Directions: In the post on using React without JSX, list every library the writer names as an alternative to JSX.

Text section:
I wrote an extended answer to this on Reddit a few weeks ago [0]. I'll paste it here for ease of reading:

JSX is not required. Literally, all you need is to include script tags for `react.js` and `react-dom.js`, and then you write "raw" `React.createElement()` calls.

However, most people find that to be too repetitive. So, the "default" approach is to use JSX syntax, which converts `<MyComponent a={1} b="blah">Text</MyComponent>` into `React.createElement(MyComponent, {a : 1, b : "blah"}, "Text")`.

Yes, JSX requires a transformation/compiler step. As I said earlier, a typical "real" app needs build tools to bundle anyway, and you're probably targeting a variety of browsers but don't want to restrict yourself to the least common denominator subset of JS syntax, so you're probably already using a transpiler too.

But, if you truly don't want to use JSX for whatever reason, there's plenty of choices:

- Write raw `React.createElement()` calls by hand

- Alias `React.createElement()` as `h()` so it's shorter

- Use a functional VDOM wrapper generation library like `react-hyperscript-helpers` (https://github.com/Jador/react-hyperscript-helpers/).

- Use a runtime JS templating library like Dominic Gannaway's `t7` templates(https://github.com/trueadm/t7)

- Use an actual separate templating library, like `react-templates`(https://github.com/wix/react-templates) or `handlebars-react`(https://github.com/stevenvachon/handlebars-react)

Almost everyone chooses to use JSX. The docs use JSX. Tutorials across the internet use JSX. It's the accepted approach. But, it's not _required_. You do not _need_ it. There are other options. It's your choice.

Data for review:
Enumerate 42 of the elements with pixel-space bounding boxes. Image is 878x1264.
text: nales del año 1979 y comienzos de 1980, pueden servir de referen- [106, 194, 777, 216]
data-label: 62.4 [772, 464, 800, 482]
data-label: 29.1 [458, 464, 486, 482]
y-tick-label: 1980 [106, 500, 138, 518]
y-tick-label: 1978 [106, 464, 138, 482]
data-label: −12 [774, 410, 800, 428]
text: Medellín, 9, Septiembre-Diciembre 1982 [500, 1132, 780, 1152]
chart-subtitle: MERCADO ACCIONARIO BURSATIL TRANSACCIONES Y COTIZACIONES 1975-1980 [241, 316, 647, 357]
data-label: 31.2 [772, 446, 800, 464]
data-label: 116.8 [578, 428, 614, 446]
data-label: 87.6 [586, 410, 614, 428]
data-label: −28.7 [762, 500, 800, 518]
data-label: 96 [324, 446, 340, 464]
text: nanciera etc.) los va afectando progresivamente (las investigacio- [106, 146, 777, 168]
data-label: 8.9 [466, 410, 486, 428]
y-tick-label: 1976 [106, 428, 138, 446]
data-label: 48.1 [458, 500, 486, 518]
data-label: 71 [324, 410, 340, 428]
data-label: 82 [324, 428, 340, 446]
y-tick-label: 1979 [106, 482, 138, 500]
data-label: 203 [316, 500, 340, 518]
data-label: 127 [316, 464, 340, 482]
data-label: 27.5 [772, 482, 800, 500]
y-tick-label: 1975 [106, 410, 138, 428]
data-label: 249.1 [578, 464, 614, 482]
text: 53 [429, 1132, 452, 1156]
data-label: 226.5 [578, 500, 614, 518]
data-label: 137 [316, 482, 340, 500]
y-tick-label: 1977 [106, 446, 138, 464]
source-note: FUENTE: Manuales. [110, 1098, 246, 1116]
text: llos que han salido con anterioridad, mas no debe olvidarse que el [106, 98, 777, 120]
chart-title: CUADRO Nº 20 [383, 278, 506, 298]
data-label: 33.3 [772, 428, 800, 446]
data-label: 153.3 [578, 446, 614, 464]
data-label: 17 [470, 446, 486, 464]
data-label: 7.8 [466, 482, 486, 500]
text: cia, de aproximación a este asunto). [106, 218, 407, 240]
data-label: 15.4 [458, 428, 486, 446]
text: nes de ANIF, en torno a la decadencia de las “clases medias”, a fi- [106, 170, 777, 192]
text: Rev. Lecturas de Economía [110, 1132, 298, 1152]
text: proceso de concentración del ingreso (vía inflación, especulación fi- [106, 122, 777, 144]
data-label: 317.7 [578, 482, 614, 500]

Solution:
- react-hyperscript-helpers
- t7
- react-templates
- handlebars-react